## start
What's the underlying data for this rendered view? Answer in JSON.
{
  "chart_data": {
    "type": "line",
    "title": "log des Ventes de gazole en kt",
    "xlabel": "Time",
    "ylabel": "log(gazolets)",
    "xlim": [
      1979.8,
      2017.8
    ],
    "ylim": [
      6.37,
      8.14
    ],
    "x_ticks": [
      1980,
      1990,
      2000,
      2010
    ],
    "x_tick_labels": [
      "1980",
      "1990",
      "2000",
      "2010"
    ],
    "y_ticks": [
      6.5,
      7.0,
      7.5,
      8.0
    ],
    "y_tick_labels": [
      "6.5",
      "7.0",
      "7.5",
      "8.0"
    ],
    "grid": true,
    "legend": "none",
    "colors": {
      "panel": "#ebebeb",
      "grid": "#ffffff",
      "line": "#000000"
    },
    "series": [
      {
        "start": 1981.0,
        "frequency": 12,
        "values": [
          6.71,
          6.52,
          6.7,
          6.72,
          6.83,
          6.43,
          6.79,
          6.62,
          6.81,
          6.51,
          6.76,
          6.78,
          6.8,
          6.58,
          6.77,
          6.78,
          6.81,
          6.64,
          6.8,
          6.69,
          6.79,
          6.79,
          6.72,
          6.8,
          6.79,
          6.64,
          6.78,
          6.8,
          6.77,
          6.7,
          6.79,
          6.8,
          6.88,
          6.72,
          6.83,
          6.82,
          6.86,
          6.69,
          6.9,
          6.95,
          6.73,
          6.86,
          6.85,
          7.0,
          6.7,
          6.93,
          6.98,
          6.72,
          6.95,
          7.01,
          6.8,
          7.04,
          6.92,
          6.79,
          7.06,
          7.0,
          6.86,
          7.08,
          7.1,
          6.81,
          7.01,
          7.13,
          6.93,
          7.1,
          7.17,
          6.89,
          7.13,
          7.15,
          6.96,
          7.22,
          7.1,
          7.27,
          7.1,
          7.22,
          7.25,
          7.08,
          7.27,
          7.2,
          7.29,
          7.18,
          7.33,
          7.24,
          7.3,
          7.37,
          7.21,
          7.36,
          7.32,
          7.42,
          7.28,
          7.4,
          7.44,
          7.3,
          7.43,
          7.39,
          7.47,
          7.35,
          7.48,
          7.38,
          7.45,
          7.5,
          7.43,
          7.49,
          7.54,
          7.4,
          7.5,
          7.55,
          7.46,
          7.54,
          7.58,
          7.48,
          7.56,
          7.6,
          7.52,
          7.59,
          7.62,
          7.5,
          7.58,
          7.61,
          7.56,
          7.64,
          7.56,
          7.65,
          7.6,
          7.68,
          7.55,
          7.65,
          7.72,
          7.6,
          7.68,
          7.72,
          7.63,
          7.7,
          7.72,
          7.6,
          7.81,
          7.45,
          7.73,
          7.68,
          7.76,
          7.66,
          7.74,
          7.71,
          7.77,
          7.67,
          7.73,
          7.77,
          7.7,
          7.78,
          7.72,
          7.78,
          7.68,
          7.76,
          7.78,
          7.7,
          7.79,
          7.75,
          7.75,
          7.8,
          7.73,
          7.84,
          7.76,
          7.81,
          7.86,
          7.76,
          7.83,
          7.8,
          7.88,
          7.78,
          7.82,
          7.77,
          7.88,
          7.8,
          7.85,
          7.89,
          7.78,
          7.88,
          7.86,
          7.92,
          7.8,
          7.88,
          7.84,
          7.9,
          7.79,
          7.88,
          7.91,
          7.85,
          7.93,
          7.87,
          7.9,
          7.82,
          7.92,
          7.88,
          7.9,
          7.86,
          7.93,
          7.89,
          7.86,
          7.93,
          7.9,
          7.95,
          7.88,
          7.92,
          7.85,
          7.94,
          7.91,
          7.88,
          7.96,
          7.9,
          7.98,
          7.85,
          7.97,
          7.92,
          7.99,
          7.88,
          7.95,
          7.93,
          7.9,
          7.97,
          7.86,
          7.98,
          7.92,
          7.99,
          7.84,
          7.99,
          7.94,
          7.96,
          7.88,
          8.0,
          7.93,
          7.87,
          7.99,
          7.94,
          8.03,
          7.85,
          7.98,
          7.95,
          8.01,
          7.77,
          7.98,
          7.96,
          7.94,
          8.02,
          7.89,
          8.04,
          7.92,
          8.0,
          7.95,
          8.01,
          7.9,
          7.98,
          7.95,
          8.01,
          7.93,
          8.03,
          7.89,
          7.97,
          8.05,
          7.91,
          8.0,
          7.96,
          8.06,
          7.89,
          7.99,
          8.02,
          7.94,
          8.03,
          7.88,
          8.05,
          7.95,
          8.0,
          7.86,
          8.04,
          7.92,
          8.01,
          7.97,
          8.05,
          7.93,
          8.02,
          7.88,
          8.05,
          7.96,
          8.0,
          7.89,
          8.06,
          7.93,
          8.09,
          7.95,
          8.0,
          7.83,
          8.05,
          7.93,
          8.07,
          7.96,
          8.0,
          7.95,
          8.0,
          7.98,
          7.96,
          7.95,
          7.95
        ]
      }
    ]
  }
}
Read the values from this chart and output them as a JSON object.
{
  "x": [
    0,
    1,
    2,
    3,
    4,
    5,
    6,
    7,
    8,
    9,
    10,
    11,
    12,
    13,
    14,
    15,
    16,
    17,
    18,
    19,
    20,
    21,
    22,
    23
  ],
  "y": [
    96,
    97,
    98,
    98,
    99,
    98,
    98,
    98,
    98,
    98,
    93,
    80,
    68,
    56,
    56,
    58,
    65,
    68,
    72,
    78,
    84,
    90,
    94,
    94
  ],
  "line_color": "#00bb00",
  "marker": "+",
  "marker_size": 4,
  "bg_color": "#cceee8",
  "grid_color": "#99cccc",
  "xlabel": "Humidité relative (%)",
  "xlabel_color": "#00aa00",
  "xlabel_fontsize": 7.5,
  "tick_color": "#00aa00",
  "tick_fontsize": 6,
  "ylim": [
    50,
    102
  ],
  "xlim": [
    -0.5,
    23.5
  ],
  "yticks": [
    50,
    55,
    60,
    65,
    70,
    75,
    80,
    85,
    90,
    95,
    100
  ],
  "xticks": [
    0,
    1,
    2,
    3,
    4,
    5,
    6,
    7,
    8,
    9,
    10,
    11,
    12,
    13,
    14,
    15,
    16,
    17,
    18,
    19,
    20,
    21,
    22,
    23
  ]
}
## end
Exercise objective >>
Word for word, restate all of the data shown above.

Solved problem >>
What's the underlying data for this rendered view? Answer in JSON.
{
  "chart_data": {
    "type": "line",
    "title": "log des Ventes de gazole en kt",
    "xlabel": "Time",
    "ylabel": "log(gazolets)",
    "xlim": [
      1979.8,
      2017.8
    ],
    "ylim": [
      6.37,
      8.14
    ],
    "x_ticks": [
      1980,
      1990,
      2000,
      2010
    ],
    "x_tick_labels": [
      "1980",
      "1990",
      "2000",
      "2010"
    ],
    "y_ticks": [
      6.5,
      7.0,
      7.5,
      8.0
    ],
    "y_tick_labels": [
      "6.5",
      "7.0",
      "7.5",
      "8.0"
    ],
    "grid": true,
    "legend": "none",
    "colors": {
      "panel": "#ebebeb",
      "grid": "#ffffff",
      "line": "#000000"
    },
    "series": [
      {
        "start": 1981.0,
        "frequency": 12,
        "values": [
          6.71,
          6.52,
          6.7,
          6.72,
          6.83,
          6.43,
          6.79,
          6.62,
          6.81,
          6.51,
          6.76,
          6.78,
          6.8,
          6.58,
          6.77,
          6.78,
          6.81,
          6.64,
          6.8,
          6.69,
          6.79,
          6.79,
          6.72,
          6.8,
          6.79,
          6.64,
          6.78,
          6.8,
          6.77,
          6.7,
          6.79,
          6.8,
          6.88,
          6.72,
          6.83,
          6.82,
          6.86,
          6.69,
          6.9,
          6.95,
          6.73,
          6.86,
          6.85,
          7.0,
          6.7,
          6.93,
          6.98,
          6.72,
          6.95,
          7.01,
          6.8,
          7.04,
          6.92,
          6.79,
          7.06,
          7.0,
          6.86,
          7.08,
          7.1,
          6.81,
          7.01,
          7.13,
          6.93,
          7.1,
          7.17,
          6.89,
          7.13,
          7.15,
          6.96,
          7.22,
          7.1,
          7.27,
          7.1,
          7.22,
          7.25,
          7.08,
          7.27,
          7.2,
          7.29,
          7.18,
          7.33,
          7.24,
          7.3,
          7.37,
          7.21,
          7.36,
          7.32,
          7.42,
          7.28,
          7.4,
          7.44,
          7.3,
          7.43,
          7.39,
          7.47,
          7.35,
          7.48,
          7.38,
          7.45,
          7.5,
          7.43,
          7.49,
          7.54,
          7.4,
          7.5,
          7.55,
          7.46,
          7.54,
          7.58,
          7.48,
          7.56,
          7.6,
          7.52,
          7.59,
          7.62,
          7.5,
          7.58,
          7.61,
          7.56,
          7.64,
          7.56,
          7.65,
          7.6,
          7.68,
          7.55,
          7.65,
          7.72,
          7.6,
          7.68,
          7.72,
          7.63,
          7.7,
          7.72,
          7.6,
          7.81,
          7.45,
          7.73,
          7.68,
          7.76,
          7.66,
          7.74,
          7.71,
          7.77,
          7.67,
          7.73,
          7.77,
          7.7,
          7.78,
          7.72,
          7.78,
          7.68,
          7.76,
          7.78,
          7.7,
          7.79,
          7.75,
          7.75,
          7.8,
          7.73,
          7.84,
          7.76,
          7.81,
          7.86,
          7.76,
          7.83,
          7.8,
          7.88,
          7.78,
          7.82,
          7.77,
          7.88,
          7.8,
          7.85,
          7.89,
          7.78,
          7.88,
          7.86,
          7.92,
          7.8,
          7.88,
          7.84,
          7.9,
          7.79,
          7.88,
          7.91,
          7.85,
          7.93,
          7.87,
          7.9,
          7.82,
          7.92,
          7.88,
          7.9,
          7.86,
          7.93,
          7.89,
          7.86,
          7.93,
          7.9,
          7.95,
          7.88,
          7.92,
          7.85,
          7.94,
          7.91,
          7.88,
          7.96,
          7.9,
          7.98,
          7.85,
          7.97,
          7.92,
          7.99,
          7.88,
          7.95,
          7.93,
          7.9,
          7.97,
          7.86,
          7.98,
          7.92,
          7.99,
          7.84,
          7.99,
          7.94,
          7.96,
          7.88,
          8.0,
          7.93,
          7.87,
          7.99,
          7.94,
          8.03,
          7.85,
          7.98,
          7.95,
          8.01,
          7.77,
          7.98,
          7.96,
          7.94,
          8.02,
          7.89,
          8.04,
          7.92,
          8.0,
          7.95,
          8.01,
          7.9,
          7.98,
          7.95,
          8.01,
          7.93,
          8.03,
          7.89,
          7.97,
          8.05,
          7.91,
          8.0,
          7.96,
          8.06,
          7.89,
          7.99,
          8.02,
          7.94,
          8.03,
          7.88,
          8.05,
          7.95,
          8.0,
          7.86,
          8.04,
          7.92,
          8.01,
          7.97,
          8.05,
          7.93,
          8.02,
          7.88,
          8.05,
          7.96,
          8.0,
          7.89,
          8.06,
          7.93,
          8.09,
          7.95,
          8.0,
          7.83,
          8.05,
          7.93,
          8.07,
          7.96,
          8.0,
          7.95,
          8.0,
          7.98,
          7.96,
          7.95,
          7.95
        ]
      }
    ]
  }
}
Read the values from this chart and output them as a JSON object.
{
  "x": [
    0,
    1,
    2,
    3,
    4,
    5,
    6,
    7,
    8,
    9,
    10,
    11,
    12,
    13,
    14,
    15,
    16,
    17,
    18,
    19,
    20,
    21,
    22,
    23
  ],
  "y": [
    96,
    97,
    98,
    98,
    99,
    98,
    98,
    98,
    98,
    98,
    93,
    80,
    68,
    56,
    56,
    58,
    65,
    68,
    72,
    78,
    84,
    90,
    94,
    94
  ],
  "line_color": "#00bb00",
  "marker": "+",
  "marker_size": 4,
  "bg_color": "#cceee8",
  "grid_color": "#99cccc",
  "xlabel": "Humidité relative (%)",
  "xlabel_color": "#00aa00",
  "xlabel_fontsize": 7.5,
  "tick_color": "#00aa00",
  "tick_fontsize": 6,
  "ylim": [
    50,
    102
  ],
  "xlim": [
    -0.5,
    23.5
  ],
  "yticks": [
    50,
    55,
    60,
    65,
    70,
    75,
    80,
    85,
    90,
    95,
    100
  ],
  "xticks": [
    0,
    1,
    2,
    3,
    4,
    5,
    6,
    7,
    8,
    9,
    10,
    11,
    12,
    13,
    14,
    15,
    16,
    17,
    18,
    19,
    20,
    21,
    22,
    23
  ]
}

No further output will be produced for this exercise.